EXERCISE DIRECTIONS —
Copy the lines holding the word "frac", all of them.
## START RECORDS FOR THIS TASK
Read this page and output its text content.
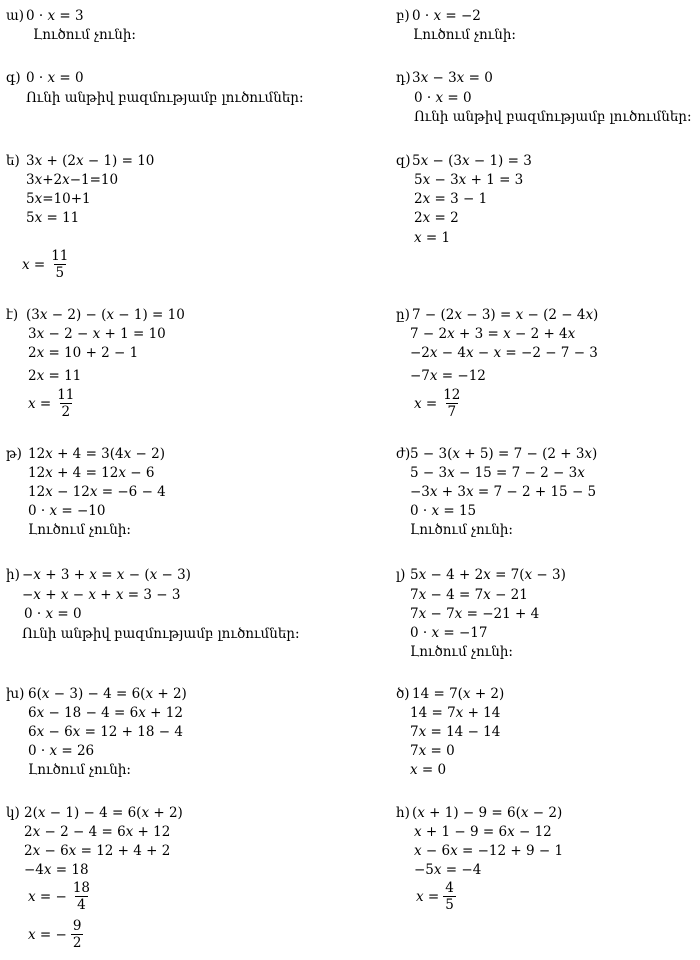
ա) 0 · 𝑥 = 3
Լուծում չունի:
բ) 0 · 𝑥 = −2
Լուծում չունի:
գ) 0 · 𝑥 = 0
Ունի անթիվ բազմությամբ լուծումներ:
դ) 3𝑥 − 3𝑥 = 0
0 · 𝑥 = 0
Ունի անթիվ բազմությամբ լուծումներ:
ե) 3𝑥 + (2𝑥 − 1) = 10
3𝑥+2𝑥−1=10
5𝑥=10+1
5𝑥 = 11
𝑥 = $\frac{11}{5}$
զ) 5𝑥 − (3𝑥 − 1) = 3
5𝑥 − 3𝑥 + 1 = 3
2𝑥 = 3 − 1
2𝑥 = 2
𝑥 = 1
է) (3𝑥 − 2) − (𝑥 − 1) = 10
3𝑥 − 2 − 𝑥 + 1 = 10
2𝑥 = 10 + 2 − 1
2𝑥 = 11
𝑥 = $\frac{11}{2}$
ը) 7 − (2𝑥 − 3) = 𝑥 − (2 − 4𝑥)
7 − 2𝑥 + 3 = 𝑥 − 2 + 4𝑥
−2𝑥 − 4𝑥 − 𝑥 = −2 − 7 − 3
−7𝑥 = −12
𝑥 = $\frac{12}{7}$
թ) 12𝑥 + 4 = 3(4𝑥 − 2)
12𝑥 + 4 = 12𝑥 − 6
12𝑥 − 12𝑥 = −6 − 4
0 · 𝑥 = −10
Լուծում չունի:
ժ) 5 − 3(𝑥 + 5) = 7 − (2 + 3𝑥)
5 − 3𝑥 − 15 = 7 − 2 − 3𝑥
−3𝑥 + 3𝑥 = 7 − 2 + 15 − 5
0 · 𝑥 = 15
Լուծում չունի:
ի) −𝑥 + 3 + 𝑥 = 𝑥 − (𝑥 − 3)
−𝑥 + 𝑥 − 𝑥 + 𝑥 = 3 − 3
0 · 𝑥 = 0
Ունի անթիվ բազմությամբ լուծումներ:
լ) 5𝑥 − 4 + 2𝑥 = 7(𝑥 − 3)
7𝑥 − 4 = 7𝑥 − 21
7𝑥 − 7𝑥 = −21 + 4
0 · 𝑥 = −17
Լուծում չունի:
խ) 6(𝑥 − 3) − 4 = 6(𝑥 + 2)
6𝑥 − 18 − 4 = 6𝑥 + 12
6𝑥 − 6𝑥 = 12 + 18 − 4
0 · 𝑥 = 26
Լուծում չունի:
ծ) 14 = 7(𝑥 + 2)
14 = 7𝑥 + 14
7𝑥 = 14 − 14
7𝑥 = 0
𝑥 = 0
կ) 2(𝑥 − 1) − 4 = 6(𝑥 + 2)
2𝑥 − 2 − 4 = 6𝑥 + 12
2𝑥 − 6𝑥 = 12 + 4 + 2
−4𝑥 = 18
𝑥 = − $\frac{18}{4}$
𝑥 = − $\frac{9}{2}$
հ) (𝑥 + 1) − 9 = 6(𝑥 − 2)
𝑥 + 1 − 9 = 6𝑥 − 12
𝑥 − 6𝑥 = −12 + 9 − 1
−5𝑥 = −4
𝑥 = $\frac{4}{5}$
## END RECORDS FOR THIS TASK
EXERCISE RESULT —
𝑥 = $\frac{11}{5}$
𝑥 = $\frac{11}{2}$
𝑥 = $\frac{12}{7}$
𝑥 = − $\frac{18}{4}$
𝑥 = − $\frac{9}{2}$
𝑥 = $\frac{4}{5}$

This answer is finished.